## [Collected data entries]
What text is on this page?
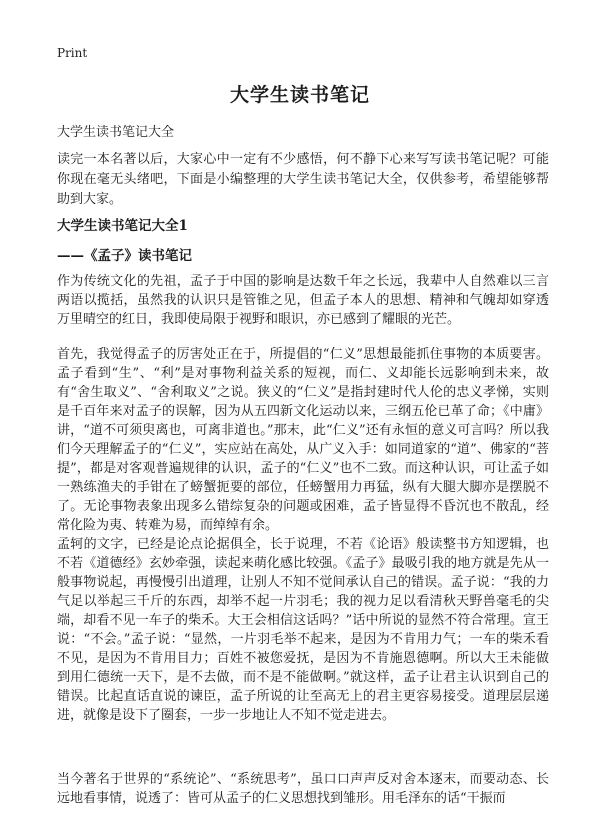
Print
大学生读书笔记
大学生读书笔记大全

读完一本名著以后，大家心中一定有不少感悟，何不静下心来写写读书笔记呢？可能你现在毫无头绪吧，下面是小编整理的大学生读书笔记大全，仅供参考，希望能够帮助到大家。

大学生读书笔记大全1
——《孟子》读书笔记

作为传统文化的先祖，孟子于中国的影响是达数千年之长远，我辈中人自然难以三言两语以揽括，虽然我的认识只是管锥之见，但孟子本人的思想、精神和气魄却如穿透万里晴空的红日，我即使局限于视野和眼识，亦已感到了耀眼的光芒。

首先，我觉得孟子的厉害处正在于，所提倡的“仁义”思想最能抓住事物的本质要害。孟子看到“生”、“利”是对事物利益关系的短视，而仁、义却能长远影响到未来，故有“舍生取义”、“舍利取义”之说。狭义的“仁义”是指封建时代人伦的忠义孝悌，实则是千百年来对孟子的误解，因为从五四新文化运动以来，三纲五伦已革了命；《中庸》讲，“道不可须臾离也，可离非道也。”那末，此“仁义”还有永恒的意义可言吗？所以我们今天理解孟子的“仁义”，实应站在高处，从广义入手：如同道家的“道”、佛家的“菩提”，都是对客观普遍规律的认识，孟子的“仁义”也不二致。而这种认识，可让孟子如一熟练渔夫的手钳在了螃蟹扼要的部位，任螃蟹用力再猛，纵有大腿大脚亦是摆脱不了。无论事物表象出现多么错综复杂的问题或困难，孟子皆显得不昏沉也不散乱，经常化险为夷、转难为易，而绰绰有余。

孟轲的文字，已经是论点论据俱全，长于说理，不若《论语》般读整书方知逻辑，也不若《道德经》玄妙牵强，读起来萌化感比较强。《孟子》最吸引我的地方就是先从一般事物说起，再慢慢引出道理，让别人不知不觉间承认自己的错误。孟子说：“我的力气足以举起三千斤的东西，却举不起一片羽毛；我的视力足以看清秋天野兽毫毛的尖端，却看不见一车子的柴禾。大王会相信这话吗？”话中所说的显然不符合常理。宣王说：“不会。”孟子说：“显然，一片羽毛举不起来，是因为不肯用力气；一车的柴禾看不见，是因为不肯用目力；百姓不被您爱抚，是因为不肯施恩德啊。所以大王未能做到用仁德统一天下，是不去做，而不是不能做啊。”就这样，孟子让君主认识到自己的错误。比起直话直说的谏臣，孟子所说的让至高无上的君主更容易接受。道理层层递进，就像是设下了圈套，一步一步地让人不知不觉走进去。

当今著名于世界的“系统论”、“系统思考”，虽口口声声反对舍本逐末，而要动态、长远地看事情，说透了：皆可从孟子的仁义思想找到雏形。用毛泽东的话“干振而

## [Short task]
Print the complete listing exactly as it stands, without its pictures.

## [Solution for this exercise]
What text is on this page?
Print
大学生读书笔记
大学生读书笔记大全

读完一本名著以后，大家心中一定有不少感悟，何不静下心来写写读书笔记呢？可能你现在毫无头绪吧，下面是小编整理的大学生读书笔记大全，仅供参考，希望能够帮助到大家。

大学生读书笔记大全1
——《孟子》读书笔记

作为传统文化的先祖，孟子于中国的影响是达数千年之长远，我辈中人自然难以三言两语以揽括，虽然我的认识只是管锥之见，但孟子本人的思想、精神和气魄却如穿透万里晴空的红日，我即使局限于视野和眼识，亦已感到了耀眼的光芒。

首先，我觉得孟子的厉害处正在于，所提倡的“仁义”思想最能抓住事物的本质要害。孟子看到“生”、“利”是对事物利益关系的短视，而仁、义却能长远影响到未来，故有“舍生取义”、“舍利取义”之说。狭义的“仁义”是指封建时代人伦的忠义孝悌，实则是千百年来对孟子的误解，因为从五四新文化运动以来，三纲五伦已革了命；《中庸》讲，“道不可须臾离也，可离非道也。”那末，此“仁义”还有永恒的意义可言吗？所以我们今天理解孟子的“仁义”，实应站在高处，从广义入手：如同道家的“道”、佛家的“菩提”，都是对客观普遍规律的认识，孟子的“仁义”也不二致。而这种认识，可让孟子如一熟练渔夫的手钳在了螃蟹扼要的部位，任螃蟹用力再猛，纵有大腿大脚亦是摆脱不了。无论事物表象出现多么错综复杂的问题或困难，孟子皆显得不昏沉也不散乱，经常化险为夷、转难为易，而绰绰有余。

孟轲的文字，已经是论点论据俱全，长于说理，不若《论语》般读整书方知逻辑，也不若《道德经》玄妙牵强，读起来萌化感比较强。《孟子》最吸引我的地方就是先从一般事物说起，再慢慢引出道理，让别人不知不觉间承认自己的错误。孟子说：“我的力气足以举起三千斤的东西，却举不起一片羽毛；我的视力足以看清秋天野兽毫毛的尖端，却看不见一车子的柴禾。大王会相信这话吗？”话中所说的显然不符合常理。宣王说：“不会。”孟子说：“显然，一片羽毛举不起来，是因为不肯用力气；一车的柴禾看不见，是因为不肯用目力；百姓不被您爱抚，是因为不肯施恩德啊。所以大王未能做到用仁德统一天下，是不去做，而不是不能做啊。”就这样，孟子让君主认识到自己的错误。比起直话直说的谏臣，孟子所说的让至高无上的君主更容易接受。道理层层递进，就像是设下了圈套，一步一步地让人不知不觉走进去。

当今著名于世界的“系统论”、“系统思考”，虽口口声声反对舍本逐末，而要动态、长远地看事情，说透了：皆可从孟子的仁义思想找到雏形。用毛泽东的话“干振而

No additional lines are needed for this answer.